**Provided material**
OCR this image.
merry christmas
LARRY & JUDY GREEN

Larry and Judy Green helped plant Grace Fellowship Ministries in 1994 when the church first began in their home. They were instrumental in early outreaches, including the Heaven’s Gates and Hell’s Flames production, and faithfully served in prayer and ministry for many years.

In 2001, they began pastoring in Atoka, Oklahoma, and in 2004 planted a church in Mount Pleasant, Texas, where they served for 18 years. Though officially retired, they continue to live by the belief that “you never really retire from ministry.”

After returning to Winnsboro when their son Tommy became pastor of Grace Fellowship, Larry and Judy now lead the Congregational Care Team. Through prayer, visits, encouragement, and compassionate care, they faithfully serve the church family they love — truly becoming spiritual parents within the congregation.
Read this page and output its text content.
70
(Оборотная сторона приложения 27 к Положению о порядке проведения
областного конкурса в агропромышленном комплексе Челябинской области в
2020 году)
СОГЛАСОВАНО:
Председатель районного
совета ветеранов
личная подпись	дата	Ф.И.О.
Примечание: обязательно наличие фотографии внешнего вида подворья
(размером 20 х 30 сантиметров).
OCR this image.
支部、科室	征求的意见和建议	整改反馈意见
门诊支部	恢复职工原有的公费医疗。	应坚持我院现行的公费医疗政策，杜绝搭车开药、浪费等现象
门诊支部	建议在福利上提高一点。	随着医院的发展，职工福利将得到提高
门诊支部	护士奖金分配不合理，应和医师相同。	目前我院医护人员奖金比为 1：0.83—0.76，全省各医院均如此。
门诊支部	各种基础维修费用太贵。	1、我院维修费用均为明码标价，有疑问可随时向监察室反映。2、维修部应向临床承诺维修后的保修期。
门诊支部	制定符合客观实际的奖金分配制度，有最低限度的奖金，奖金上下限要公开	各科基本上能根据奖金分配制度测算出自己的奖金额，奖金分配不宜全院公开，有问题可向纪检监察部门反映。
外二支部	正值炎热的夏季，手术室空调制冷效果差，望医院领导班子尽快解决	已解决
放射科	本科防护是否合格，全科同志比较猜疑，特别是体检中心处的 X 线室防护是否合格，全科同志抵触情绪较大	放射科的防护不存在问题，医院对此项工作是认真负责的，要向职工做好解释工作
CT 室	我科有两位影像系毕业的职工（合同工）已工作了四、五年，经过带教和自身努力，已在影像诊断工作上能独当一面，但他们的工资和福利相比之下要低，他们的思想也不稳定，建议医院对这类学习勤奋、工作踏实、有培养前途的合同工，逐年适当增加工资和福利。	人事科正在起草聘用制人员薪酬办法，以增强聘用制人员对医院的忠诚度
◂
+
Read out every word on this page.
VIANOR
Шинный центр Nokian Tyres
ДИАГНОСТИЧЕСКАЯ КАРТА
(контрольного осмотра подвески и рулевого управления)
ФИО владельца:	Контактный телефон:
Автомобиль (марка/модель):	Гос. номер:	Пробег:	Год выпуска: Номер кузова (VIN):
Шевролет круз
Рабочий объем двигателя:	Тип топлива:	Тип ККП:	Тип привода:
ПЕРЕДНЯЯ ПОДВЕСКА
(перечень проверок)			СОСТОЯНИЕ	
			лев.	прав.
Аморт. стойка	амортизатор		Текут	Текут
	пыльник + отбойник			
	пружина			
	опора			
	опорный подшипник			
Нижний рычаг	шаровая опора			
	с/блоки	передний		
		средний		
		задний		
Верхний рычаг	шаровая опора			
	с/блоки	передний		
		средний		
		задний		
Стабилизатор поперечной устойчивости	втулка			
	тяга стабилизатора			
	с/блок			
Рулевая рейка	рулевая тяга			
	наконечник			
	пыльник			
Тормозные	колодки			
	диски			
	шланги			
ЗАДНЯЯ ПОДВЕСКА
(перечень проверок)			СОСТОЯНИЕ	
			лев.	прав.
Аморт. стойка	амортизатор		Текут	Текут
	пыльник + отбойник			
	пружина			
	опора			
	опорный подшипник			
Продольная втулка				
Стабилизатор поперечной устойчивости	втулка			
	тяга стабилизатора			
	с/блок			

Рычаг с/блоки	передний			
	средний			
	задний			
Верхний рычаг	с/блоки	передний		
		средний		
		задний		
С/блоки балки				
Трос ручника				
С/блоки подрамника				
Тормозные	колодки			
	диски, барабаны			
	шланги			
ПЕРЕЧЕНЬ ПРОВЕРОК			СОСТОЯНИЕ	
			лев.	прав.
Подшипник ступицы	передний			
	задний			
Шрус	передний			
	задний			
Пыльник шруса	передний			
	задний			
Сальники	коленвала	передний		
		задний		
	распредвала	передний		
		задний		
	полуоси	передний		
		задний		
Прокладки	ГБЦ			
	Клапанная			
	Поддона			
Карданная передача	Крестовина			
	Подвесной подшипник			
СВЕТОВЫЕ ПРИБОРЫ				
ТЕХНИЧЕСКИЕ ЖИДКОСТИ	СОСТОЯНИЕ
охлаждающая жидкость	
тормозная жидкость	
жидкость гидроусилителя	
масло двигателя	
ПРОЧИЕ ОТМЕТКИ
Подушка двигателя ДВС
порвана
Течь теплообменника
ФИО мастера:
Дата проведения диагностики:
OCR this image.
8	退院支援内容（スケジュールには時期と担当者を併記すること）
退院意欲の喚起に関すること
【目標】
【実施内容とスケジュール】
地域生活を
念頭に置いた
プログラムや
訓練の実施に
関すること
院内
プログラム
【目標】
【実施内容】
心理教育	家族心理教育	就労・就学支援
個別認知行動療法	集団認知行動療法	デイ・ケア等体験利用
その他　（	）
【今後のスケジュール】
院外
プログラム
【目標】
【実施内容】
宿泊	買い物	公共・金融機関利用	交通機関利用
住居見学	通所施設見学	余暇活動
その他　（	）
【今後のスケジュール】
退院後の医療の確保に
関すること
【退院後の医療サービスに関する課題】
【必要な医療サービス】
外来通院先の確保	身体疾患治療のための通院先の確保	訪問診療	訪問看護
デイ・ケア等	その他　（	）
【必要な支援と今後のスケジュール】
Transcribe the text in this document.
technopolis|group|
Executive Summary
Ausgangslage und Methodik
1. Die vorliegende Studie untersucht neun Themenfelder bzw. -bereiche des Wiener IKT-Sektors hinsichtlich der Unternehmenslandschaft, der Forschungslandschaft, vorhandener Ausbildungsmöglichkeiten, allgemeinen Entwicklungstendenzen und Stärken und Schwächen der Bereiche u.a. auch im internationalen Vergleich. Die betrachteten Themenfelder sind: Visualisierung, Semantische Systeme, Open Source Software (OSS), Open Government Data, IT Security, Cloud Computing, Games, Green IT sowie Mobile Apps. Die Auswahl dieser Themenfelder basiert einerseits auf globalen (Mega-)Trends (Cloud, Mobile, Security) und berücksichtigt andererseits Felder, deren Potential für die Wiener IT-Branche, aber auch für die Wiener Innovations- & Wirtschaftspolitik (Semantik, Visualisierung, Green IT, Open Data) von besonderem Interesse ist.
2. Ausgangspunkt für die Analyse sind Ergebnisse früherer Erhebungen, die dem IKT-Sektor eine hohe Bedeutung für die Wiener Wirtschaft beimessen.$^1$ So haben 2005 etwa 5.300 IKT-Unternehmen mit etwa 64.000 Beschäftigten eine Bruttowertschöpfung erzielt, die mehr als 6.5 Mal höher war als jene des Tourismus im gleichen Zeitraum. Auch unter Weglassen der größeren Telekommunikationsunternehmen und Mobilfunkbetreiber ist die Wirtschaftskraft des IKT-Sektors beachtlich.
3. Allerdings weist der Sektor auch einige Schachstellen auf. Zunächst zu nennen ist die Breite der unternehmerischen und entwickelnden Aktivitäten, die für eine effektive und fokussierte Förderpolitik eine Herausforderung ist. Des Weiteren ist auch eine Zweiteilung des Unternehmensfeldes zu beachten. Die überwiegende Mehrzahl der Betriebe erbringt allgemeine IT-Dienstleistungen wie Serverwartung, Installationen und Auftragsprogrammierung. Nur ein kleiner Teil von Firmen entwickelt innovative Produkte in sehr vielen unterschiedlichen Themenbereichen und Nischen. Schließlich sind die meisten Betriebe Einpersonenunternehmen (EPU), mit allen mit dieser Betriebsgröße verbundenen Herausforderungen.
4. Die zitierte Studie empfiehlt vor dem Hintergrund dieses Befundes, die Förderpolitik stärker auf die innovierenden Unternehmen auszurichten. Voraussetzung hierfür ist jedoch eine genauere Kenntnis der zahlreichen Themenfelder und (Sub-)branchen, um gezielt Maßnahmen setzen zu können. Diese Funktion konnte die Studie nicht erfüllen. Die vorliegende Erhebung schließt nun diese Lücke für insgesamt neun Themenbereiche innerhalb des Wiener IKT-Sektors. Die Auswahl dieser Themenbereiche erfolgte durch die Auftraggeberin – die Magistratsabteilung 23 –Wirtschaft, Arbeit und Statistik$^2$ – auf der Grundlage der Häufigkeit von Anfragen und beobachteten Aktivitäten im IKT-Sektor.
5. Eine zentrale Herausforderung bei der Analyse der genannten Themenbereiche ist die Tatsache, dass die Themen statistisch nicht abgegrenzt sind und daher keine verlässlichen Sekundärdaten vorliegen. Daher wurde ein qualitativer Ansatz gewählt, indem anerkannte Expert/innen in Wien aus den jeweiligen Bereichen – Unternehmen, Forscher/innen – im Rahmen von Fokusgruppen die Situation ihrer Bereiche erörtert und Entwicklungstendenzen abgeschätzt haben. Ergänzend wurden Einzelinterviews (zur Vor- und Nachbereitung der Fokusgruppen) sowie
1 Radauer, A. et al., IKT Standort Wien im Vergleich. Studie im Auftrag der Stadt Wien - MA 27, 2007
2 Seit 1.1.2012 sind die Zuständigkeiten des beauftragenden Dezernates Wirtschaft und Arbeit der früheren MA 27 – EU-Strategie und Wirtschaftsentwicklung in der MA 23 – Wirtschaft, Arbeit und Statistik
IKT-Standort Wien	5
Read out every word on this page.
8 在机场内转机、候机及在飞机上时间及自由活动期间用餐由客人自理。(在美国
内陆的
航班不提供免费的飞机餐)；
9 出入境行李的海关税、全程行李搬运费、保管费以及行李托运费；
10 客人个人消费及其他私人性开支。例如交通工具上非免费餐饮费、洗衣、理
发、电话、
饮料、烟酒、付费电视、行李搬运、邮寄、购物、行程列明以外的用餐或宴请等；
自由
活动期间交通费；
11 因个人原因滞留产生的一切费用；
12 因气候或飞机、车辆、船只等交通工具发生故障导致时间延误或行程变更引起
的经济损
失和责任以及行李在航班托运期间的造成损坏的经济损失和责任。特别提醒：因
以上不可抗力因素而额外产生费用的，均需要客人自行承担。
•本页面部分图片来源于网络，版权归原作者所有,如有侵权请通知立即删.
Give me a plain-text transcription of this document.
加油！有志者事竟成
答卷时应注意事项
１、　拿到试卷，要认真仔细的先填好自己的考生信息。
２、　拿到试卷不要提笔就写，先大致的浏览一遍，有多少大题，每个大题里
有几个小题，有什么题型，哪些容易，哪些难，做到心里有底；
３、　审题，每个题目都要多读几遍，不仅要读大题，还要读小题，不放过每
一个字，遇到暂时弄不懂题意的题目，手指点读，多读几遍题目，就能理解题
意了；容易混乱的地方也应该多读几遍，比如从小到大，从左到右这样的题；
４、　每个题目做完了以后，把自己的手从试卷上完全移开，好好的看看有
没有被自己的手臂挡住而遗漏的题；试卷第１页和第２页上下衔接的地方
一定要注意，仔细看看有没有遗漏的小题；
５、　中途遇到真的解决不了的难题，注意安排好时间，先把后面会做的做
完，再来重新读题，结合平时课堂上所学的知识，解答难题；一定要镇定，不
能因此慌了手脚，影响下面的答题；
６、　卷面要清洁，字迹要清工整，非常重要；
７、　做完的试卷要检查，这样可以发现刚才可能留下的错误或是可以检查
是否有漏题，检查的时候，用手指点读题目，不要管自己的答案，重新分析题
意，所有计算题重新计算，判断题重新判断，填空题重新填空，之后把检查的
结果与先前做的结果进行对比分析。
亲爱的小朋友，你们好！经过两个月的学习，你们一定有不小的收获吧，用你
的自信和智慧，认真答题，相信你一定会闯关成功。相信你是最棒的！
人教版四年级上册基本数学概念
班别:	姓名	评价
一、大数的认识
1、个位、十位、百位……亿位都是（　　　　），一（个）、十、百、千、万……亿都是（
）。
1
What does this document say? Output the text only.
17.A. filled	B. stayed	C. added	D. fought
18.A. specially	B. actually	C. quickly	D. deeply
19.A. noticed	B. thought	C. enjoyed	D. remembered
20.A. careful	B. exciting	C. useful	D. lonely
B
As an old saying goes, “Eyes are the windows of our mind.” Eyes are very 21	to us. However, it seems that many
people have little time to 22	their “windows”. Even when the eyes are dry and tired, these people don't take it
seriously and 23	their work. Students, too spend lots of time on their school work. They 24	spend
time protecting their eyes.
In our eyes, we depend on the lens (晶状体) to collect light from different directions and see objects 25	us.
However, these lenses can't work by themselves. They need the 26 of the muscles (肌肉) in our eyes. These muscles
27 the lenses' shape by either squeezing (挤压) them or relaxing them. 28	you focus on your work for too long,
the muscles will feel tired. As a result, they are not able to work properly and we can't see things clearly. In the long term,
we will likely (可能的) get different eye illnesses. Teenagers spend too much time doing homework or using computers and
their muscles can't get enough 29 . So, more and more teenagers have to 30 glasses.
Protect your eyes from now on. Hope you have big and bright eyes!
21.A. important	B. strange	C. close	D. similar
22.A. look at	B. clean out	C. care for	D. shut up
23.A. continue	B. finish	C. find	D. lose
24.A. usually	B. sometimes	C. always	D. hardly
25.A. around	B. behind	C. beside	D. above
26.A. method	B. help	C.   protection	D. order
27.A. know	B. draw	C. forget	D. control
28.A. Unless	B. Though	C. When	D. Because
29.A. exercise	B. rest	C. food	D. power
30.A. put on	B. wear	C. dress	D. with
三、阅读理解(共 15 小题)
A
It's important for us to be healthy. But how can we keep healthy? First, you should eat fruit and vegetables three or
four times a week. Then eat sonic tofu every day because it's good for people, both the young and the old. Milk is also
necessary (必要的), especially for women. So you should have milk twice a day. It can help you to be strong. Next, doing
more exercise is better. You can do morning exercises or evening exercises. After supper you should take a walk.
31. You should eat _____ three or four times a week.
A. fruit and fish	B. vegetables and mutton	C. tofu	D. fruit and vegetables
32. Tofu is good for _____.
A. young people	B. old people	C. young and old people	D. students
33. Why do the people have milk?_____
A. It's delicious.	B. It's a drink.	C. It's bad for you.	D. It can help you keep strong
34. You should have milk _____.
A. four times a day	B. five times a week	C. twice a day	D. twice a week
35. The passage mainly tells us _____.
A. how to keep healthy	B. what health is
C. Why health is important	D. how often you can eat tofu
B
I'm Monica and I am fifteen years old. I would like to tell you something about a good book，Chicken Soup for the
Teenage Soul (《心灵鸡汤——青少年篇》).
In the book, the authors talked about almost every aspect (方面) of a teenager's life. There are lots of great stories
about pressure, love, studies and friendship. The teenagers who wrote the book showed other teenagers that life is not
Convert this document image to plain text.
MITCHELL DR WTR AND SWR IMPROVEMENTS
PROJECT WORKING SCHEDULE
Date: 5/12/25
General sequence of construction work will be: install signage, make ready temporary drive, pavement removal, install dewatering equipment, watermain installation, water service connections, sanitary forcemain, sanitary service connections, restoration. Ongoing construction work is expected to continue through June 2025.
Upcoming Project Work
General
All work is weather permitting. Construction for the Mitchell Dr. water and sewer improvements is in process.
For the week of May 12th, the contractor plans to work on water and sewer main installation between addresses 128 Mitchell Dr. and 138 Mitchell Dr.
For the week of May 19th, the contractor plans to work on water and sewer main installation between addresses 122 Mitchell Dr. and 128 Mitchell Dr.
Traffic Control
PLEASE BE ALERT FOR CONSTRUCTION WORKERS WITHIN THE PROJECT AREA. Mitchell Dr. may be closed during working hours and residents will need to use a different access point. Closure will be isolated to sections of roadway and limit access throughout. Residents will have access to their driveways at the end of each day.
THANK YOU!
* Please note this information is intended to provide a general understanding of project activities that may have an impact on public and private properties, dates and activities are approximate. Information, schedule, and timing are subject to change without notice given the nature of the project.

**Instructions for the task**
Track down every line with the word "Standort" and copy it.

**Task output**
1 Radauer, A. et al., IKT Standort Wien im Vergleich. Studie im Auftrag der Stadt Wien - MA 27, 2007
IKT-Standort Wien	5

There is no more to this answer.